* START DATA SHOWN *

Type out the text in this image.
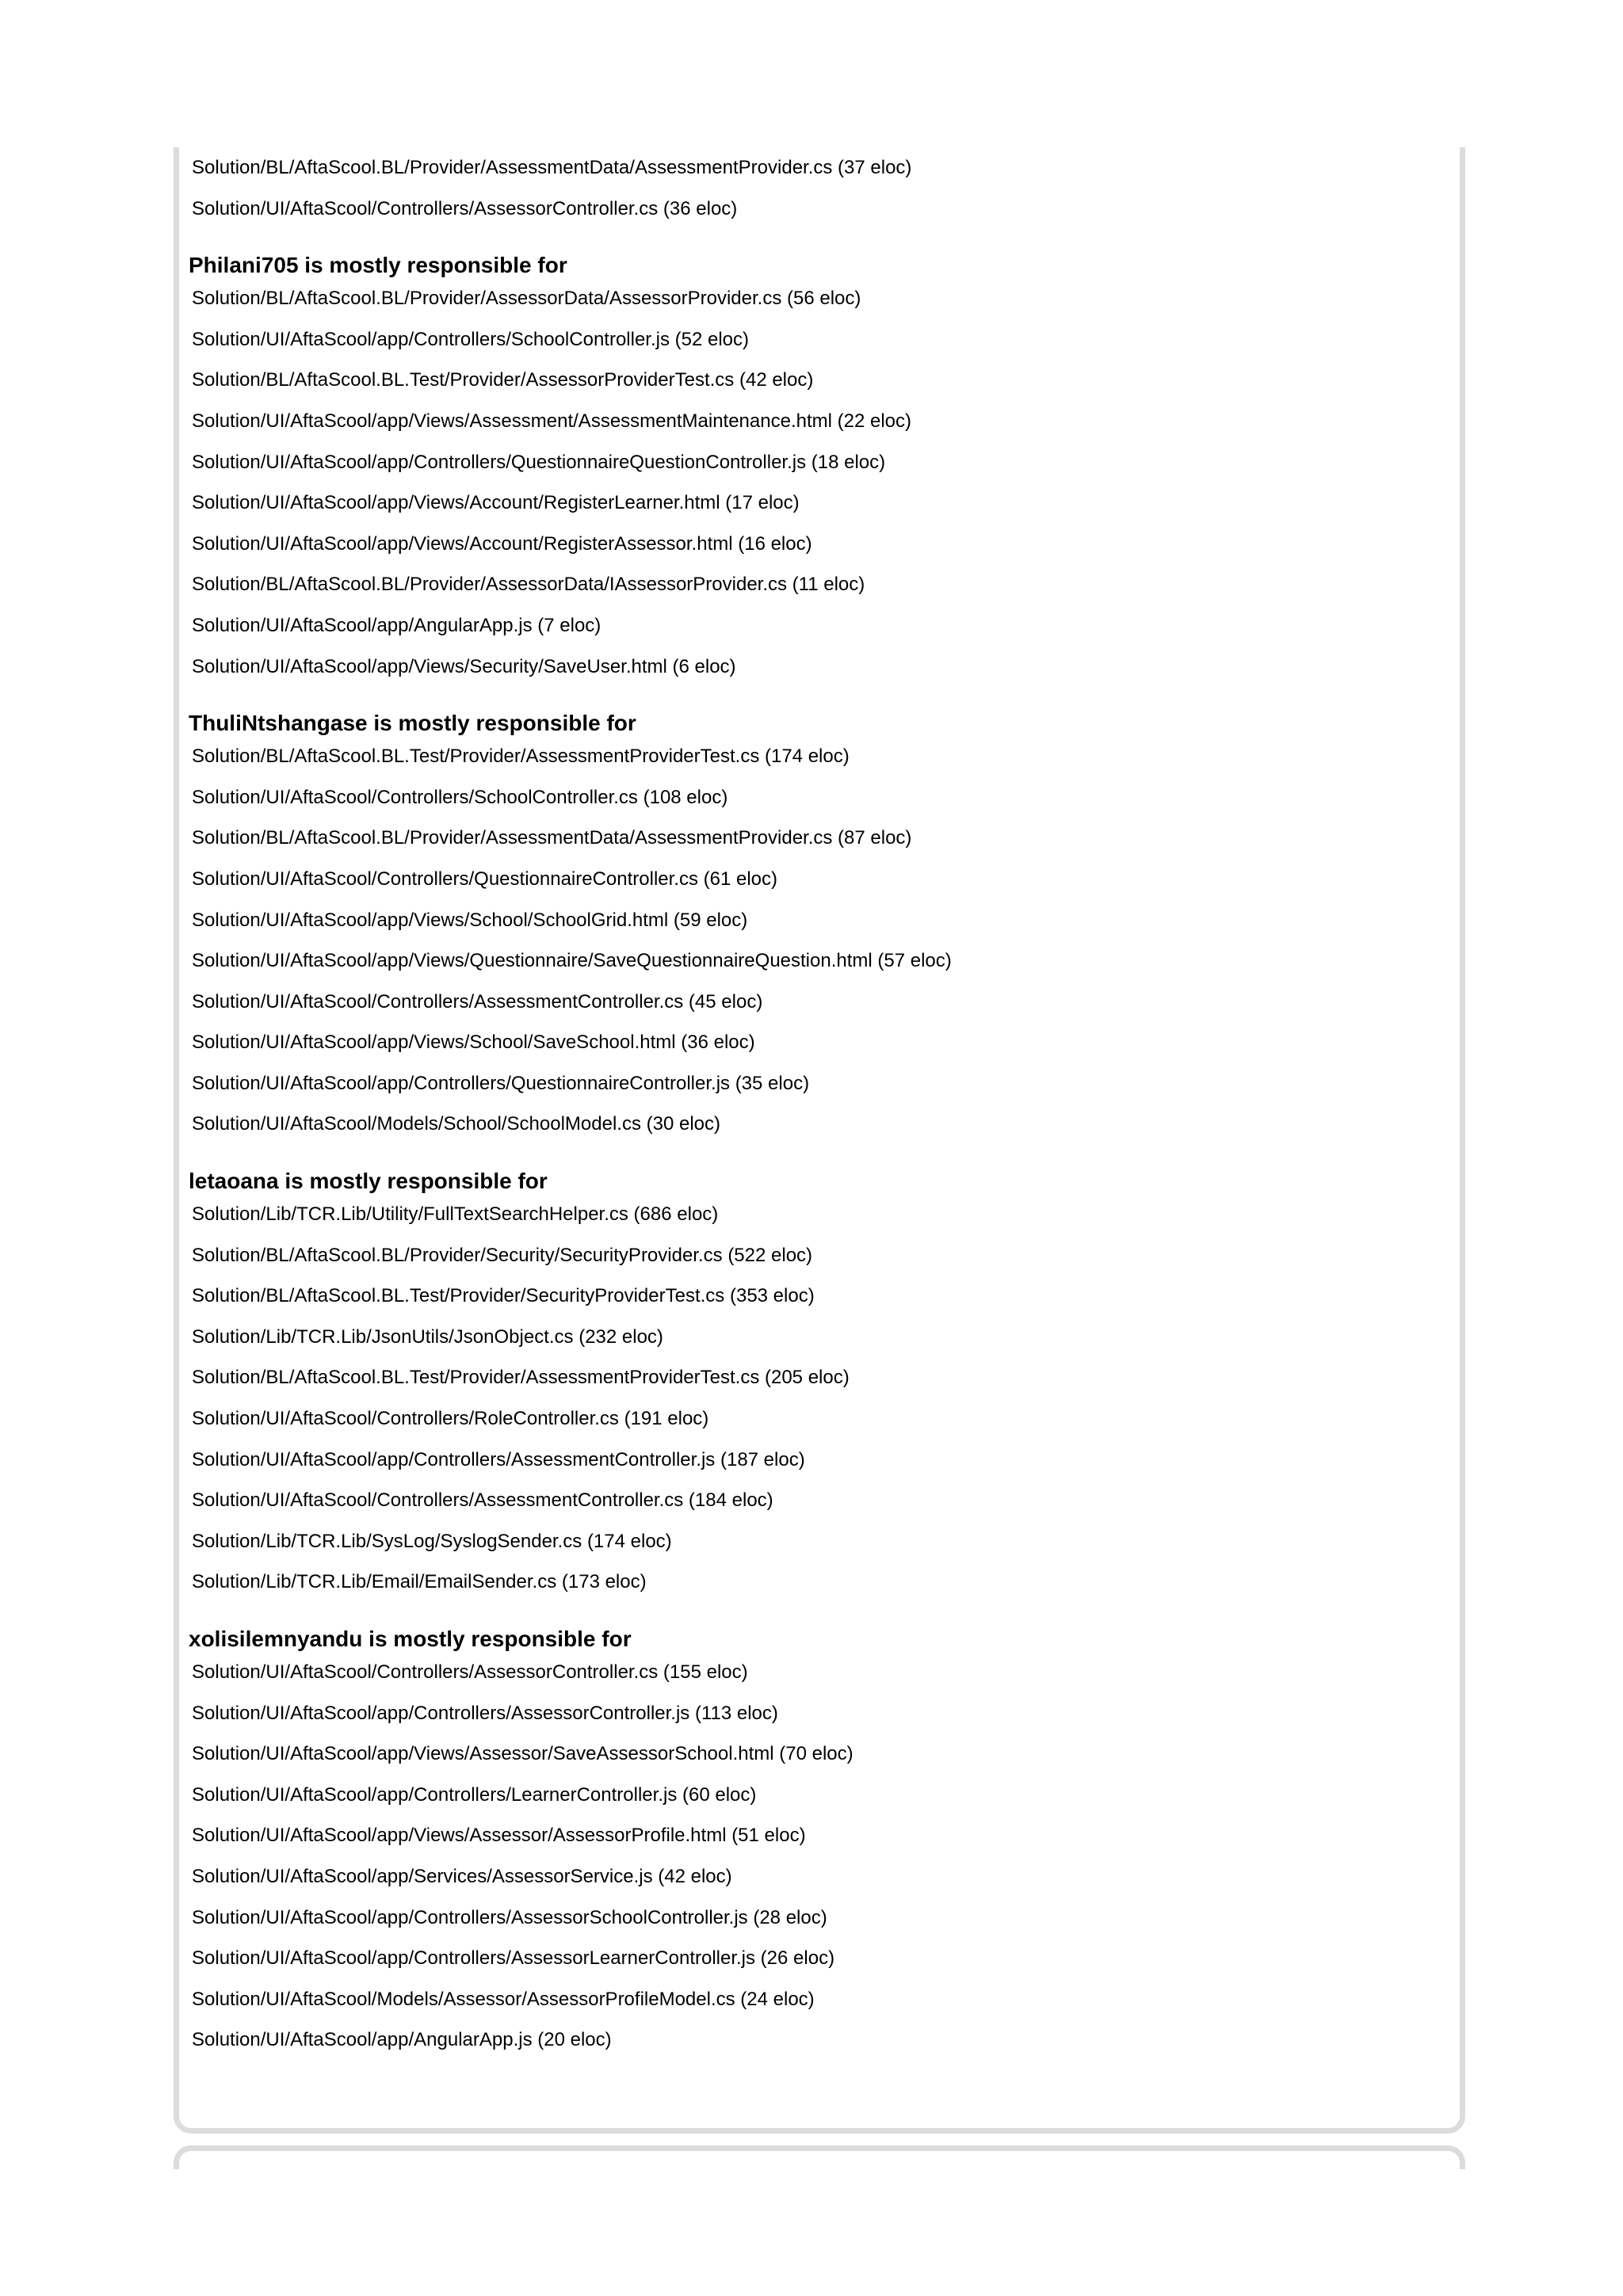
Solution/BL/AftaScool.BL/Provider/AssessmentData/AssessmentProvider.cs (37 eloc)
Solution/UI/AftaScool/Controllers/AssessorController.cs (36 eloc)
Philani705 is mostly responsible for
Solution/BL/AftaScool.BL/Provider/AssessorData/AssessorProvider.cs (56 eloc)
Solution/UI/AftaScool/app/Controllers/SchoolController.js (52 eloc)
Solution/BL/AftaScool.BL.Test/Provider/AssessorProviderTest.cs (42 eloc)
Solution/UI/AftaScool/app/Views/Assessment/AssessmentMaintenance.html (22 eloc)
Solution/UI/AftaScool/app/Controllers/QuestionnaireQuestionController.js (18 eloc)
Solution/UI/AftaScool/app/Views/Account/RegisterLearner.html (17 eloc)
Solution/UI/AftaScool/app/Views/Account/RegisterAssessor.html (16 eloc)
Solution/BL/AftaScool.BL/Provider/AssessorData/IAssessorProvider.cs (11 eloc)
Solution/UI/AftaScool/app/AngularApp.js (7 eloc)
Solution/UI/AftaScool/app/Views/Security/SaveUser.html (6 eloc)
ThuliNtshangase is mostly responsible for
Solution/BL/AftaScool.BL.Test/Provider/AssessmentProviderTest.cs (174 eloc)
Solution/UI/AftaScool/Controllers/SchoolController.cs (108 eloc)
Solution/BL/AftaScool.BL/Provider/AssessmentData/AssessmentProvider.cs (87 eloc)
Solution/UI/AftaScool/Controllers/QuestionnaireController.cs (61 eloc)
Solution/UI/AftaScool/app/Views/School/SchoolGrid.html (59 eloc)
Solution/UI/AftaScool/app/Views/Questionnaire/SaveQuestionnaireQuestion.html (57 eloc)
Solution/UI/AftaScool/Controllers/AssessmentController.cs (45 eloc)
Solution/UI/AftaScool/app/Views/School/SaveSchool.html (36 eloc)
Solution/UI/AftaScool/app/Controllers/QuestionnaireController.js (35 eloc)
Solution/UI/AftaScool/Models/School/SchoolModel.cs (30 eloc)
letaoana is mostly responsible for
Solution/Lib/TCR.Lib/Utility/FullTextSearchHelper.cs (686 eloc)
Solution/BL/AftaScool.BL/Provider/Security/SecurityProvider.cs (522 eloc)
Solution/BL/AftaScool.BL.Test/Provider/SecurityProviderTest.cs (353 eloc)
Solution/Lib/TCR.Lib/JsonUtils/JsonObject.cs (232 eloc)
Solution/BL/AftaScool.BL.Test/Provider/AssessmentProviderTest.cs (205 eloc)
Solution/UI/AftaScool/Controllers/RoleController.cs (191 eloc)
Solution/UI/AftaScool/app/Controllers/AssessmentController.js (187 eloc)
Solution/UI/AftaScool/Controllers/AssessmentController.cs (184 eloc)
Solution/Lib/TCR.Lib/SysLog/SyslogSender.cs (174 eloc)
Solution/Lib/TCR.Lib/Email/EmailSender.cs (173 eloc)
xolisilemnyandu is mostly responsible for
Solution/UI/AftaScool/Controllers/AssessorController.cs (155 eloc)
Solution/UI/AftaScool/app/Controllers/AssessorController.js (113 eloc)
Solution/UI/AftaScool/app/Views/Assessor/SaveAssessorSchool.html (70 eloc)
Solution/UI/AftaScool/app/Controllers/LearnerController.js (60 eloc)
Solution/UI/AftaScool/app/Views/Assessor/AssessorProfile.html (51 eloc)
Solution/UI/AftaScool/app/Services/AssessorService.js (42 eloc)
Solution/UI/AftaScool/app/Controllers/AssessorSchoolController.js (28 eloc)
Solution/UI/AftaScool/app/Controllers/AssessorLearnerController.js (26 eloc)
Solution/UI/AftaScool/Models/Assessor/AssessorProfileModel.cs (24 eloc)
Solution/UI/AftaScool/app/AngularApp.js (20 eloc)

* END DATA SHOWN *

### TASK BRIEF:
Without the pictures, repeat the listing above exactly.

### RESPONSE TO THE EXERCISE:
Type out the text in this image.
Solution/BL/AftaScool.BL/Provider/AssessmentData/AssessmentProvider.cs (37 eloc)
Solution/UI/AftaScool/Controllers/AssessorController.cs (36 eloc)
Philani705 is mostly responsible for
Solution/BL/AftaScool.BL/Provider/AssessorData/AssessorProvider.cs (56 eloc)
Solution/UI/AftaScool/app/Controllers/SchoolController.js (52 eloc)
Solution/BL/AftaScool.BL.Test/Provider/AssessorProviderTest.cs (42 eloc)
Solution/UI/AftaScool/app/Views/Assessment/AssessmentMaintenance.html (22 eloc)
Solution/UI/AftaScool/app/Controllers/QuestionnaireQuestionController.js (18 eloc)
Solution/UI/AftaScool/app/Views/Account/RegisterLearner.html (17 eloc)
Solution/UI/AftaScool/app/Views/Account/RegisterAssessor.html (16 eloc)
Solution/BL/AftaScool.BL/Provider/AssessorData/IAssessorProvider.cs (11 eloc)
Solution/UI/AftaScool/app/AngularApp.js (7 eloc)
Solution/UI/AftaScool/app/Views/Security/SaveUser.html (6 eloc)
ThuliNtshangase is mostly responsible for
Solution/BL/AftaScool.BL.Test/Provider/AssessmentProviderTest.cs (174 eloc)
Solution/UI/AftaScool/Controllers/SchoolController.cs (108 eloc)
Solution/BL/AftaScool.BL/Provider/AssessmentData/AssessmentProvider.cs (87 eloc)
Solution/UI/AftaScool/Controllers/QuestionnaireController.cs (61 eloc)
Solution/UI/AftaScool/app/Views/School/SchoolGrid.html (59 eloc)
Solution/UI/AftaScool/app/Views/Questionnaire/SaveQuestionnaireQuestion.html (57 eloc)
Solution/UI/AftaScool/Controllers/AssessmentController.cs (45 eloc)
Solution/UI/AftaScool/app/Views/School/SaveSchool.html (36 eloc)
Solution/UI/AftaScool/app/Controllers/QuestionnaireController.js (35 eloc)
Solution/UI/AftaScool/Models/School/SchoolModel.cs (30 eloc)
letaoana is mostly responsible for
Solution/Lib/TCR.Lib/Utility/FullTextSearchHelper.cs (686 eloc)
Solution/BL/AftaScool.BL/Provider/Security/SecurityProvider.cs (522 eloc)
Solution/BL/AftaScool.BL.Test/Provider/SecurityProviderTest.cs (353 eloc)
Solution/Lib/TCR.Lib/JsonUtils/JsonObject.cs (232 eloc)
Solution/BL/AftaScool.BL.Test/Provider/AssessmentProviderTest.cs (205 eloc)
Solution/UI/AftaScool/Controllers/RoleController.cs (191 eloc)
Solution/UI/AftaScool/app/Controllers/AssessmentController.js (187 eloc)
Solution/UI/AftaScool/Controllers/AssessmentController.cs (184 eloc)
Solution/Lib/TCR.Lib/SysLog/SyslogSender.cs (174 eloc)
Solution/Lib/TCR.Lib/Email/EmailSender.cs (173 eloc)
xolisilemnyandu is mostly responsible for
Solution/UI/AftaScool/Controllers/AssessorController.cs (155 eloc)
Solution/UI/AftaScool/app/Controllers/AssessorController.js (113 eloc)
Solution/UI/AftaScool/app/Views/Assessor/SaveAssessorSchool.html (70 eloc)
Solution/UI/AftaScool/app/Controllers/LearnerController.js (60 eloc)
Solution/UI/AftaScool/app/Views/Assessor/AssessorProfile.html (51 eloc)
Solution/UI/AftaScool/app/Services/AssessorService.js (42 eloc)
Solution/UI/AftaScool/app/Controllers/AssessorSchoolController.js (28 eloc)
Solution/UI/AftaScool/app/Controllers/AssessorLearnerController.js (26 eloc)
Solution/UI/AftaScool/Models/Assessor/AssessorProfileModel.cs (24 eloc)
Solution/UI/AftaScool/app/AngularApp.js (20 eloc)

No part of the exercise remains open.